Task directions: Copy everything from the start of the rows down to the line containing "panel-b: 99ZC7GLA4LCZ1LJXTHGSARSCLYZZDZC9ZXNANBEN… <box>1136", substituting "Cultivar" for "Variety" and leaving the rest unchanged.

Data records:
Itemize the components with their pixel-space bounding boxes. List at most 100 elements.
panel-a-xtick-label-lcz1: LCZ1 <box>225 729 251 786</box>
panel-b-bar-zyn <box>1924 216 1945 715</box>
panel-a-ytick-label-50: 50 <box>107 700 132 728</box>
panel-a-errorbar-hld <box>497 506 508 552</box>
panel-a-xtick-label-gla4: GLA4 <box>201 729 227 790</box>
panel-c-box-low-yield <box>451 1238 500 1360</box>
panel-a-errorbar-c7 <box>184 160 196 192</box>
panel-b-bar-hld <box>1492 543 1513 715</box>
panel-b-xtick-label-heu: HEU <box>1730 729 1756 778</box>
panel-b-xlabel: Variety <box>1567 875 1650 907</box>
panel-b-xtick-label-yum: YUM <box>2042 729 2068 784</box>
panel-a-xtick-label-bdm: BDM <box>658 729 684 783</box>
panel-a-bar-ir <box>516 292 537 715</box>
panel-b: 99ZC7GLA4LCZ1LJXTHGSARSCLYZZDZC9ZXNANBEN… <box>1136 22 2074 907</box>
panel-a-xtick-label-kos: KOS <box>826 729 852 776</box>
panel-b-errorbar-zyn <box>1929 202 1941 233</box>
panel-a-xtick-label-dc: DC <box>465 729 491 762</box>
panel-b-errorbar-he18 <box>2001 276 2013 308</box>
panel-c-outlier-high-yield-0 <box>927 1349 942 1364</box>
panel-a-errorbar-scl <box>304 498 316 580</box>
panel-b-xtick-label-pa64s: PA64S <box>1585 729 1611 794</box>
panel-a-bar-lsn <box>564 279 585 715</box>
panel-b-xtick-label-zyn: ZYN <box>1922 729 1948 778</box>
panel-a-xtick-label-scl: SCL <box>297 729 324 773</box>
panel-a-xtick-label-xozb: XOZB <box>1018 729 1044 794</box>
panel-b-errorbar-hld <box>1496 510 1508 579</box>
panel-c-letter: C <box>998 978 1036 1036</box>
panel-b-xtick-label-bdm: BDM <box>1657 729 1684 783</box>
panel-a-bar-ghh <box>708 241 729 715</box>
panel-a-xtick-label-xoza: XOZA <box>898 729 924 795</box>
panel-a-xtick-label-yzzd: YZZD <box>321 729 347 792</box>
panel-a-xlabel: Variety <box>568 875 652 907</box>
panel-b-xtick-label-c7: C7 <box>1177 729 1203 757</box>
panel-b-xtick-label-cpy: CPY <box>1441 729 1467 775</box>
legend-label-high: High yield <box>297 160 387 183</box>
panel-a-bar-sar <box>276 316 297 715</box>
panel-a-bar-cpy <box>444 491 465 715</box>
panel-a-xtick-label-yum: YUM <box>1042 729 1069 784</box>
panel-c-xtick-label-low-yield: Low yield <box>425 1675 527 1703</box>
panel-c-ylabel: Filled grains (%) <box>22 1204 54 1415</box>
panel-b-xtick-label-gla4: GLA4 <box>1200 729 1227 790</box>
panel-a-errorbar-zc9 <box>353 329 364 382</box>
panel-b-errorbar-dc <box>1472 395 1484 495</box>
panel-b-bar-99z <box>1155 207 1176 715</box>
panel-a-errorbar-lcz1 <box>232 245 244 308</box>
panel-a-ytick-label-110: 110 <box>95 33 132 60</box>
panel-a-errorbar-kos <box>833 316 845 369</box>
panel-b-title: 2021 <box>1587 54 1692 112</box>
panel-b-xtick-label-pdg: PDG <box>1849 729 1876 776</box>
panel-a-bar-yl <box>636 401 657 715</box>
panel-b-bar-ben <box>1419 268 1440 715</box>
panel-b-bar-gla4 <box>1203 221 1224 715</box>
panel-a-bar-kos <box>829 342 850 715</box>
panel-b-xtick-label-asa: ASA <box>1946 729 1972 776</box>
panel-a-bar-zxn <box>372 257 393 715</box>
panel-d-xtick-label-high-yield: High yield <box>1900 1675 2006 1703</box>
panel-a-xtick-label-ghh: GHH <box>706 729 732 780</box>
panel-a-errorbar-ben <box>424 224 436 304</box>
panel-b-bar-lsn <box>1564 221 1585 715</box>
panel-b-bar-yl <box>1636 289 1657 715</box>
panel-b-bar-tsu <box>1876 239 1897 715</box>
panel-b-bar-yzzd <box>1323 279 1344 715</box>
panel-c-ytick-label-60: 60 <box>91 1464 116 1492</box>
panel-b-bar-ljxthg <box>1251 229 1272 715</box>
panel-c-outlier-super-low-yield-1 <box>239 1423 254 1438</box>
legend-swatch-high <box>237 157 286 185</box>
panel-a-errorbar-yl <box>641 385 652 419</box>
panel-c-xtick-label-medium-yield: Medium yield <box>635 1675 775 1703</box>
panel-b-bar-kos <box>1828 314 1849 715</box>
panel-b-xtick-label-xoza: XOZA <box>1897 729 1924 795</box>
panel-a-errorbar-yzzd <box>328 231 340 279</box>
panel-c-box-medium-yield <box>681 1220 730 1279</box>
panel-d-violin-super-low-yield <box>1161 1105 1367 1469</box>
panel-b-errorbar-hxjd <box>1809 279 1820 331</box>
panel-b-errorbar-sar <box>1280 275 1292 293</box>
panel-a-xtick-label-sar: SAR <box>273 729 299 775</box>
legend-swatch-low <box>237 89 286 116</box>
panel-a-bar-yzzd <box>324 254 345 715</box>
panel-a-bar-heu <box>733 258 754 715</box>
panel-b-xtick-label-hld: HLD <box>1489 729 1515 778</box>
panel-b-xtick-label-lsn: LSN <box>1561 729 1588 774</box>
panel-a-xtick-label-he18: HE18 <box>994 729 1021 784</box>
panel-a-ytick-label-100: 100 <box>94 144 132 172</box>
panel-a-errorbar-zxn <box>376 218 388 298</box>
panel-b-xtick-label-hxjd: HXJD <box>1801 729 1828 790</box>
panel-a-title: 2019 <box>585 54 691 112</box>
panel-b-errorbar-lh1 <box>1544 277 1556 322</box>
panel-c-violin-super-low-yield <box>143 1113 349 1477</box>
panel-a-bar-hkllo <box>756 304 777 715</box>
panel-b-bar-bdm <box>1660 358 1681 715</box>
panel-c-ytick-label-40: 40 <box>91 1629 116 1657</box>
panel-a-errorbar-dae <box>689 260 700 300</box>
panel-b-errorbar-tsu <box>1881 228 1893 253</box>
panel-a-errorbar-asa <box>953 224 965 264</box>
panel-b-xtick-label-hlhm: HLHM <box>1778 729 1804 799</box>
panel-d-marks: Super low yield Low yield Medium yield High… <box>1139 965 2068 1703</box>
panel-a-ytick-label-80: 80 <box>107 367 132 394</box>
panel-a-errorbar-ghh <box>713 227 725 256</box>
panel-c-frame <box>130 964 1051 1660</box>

Response for this exercise:
Itemize the components with their pixel-space bounding boxes. List at most 100 elements.
panel-a-xtick-label-lcz1: LCZ1 <box>225 729 251 786</box>
panel-b-bar-zyn <box>1924 216 1945 715</box>
panel-a-ytick-label-50: 50 <box>107 700 132 728</box>
panel-a-errorbar-hld <box>497 506 508 552</box>
panel-a-xtick-label-gla4: GLA4 <box>201 729 227 790</box>
panel-c-box-low-yield <box>451 1238 500 1360</box>
panel-a-errorbar-c7 <box>184 160 196 192</box>
panel-b-bar-hld <box>1492 543 1513 715</box>
panel-b-xtick-label-heu: HEU <box>1730 729 1756 778</box>
panel-b-xlabel: Cultivar <box>1567 875 1650 907</box>
panel-b-xtick-label-yum: YUM <box>2042 729 2068 784</box>
panel-a-xtick-label-bdm: BDM <box>658 729 684 783</box>
panel-a-bar-ir <box>516 292 537 715</box>
panel-b: 99ZC7GLA4LCZ1LJXTHGSARSCLYZZDZC9ZXNANBEN… <box>1136 22 2074 907</box>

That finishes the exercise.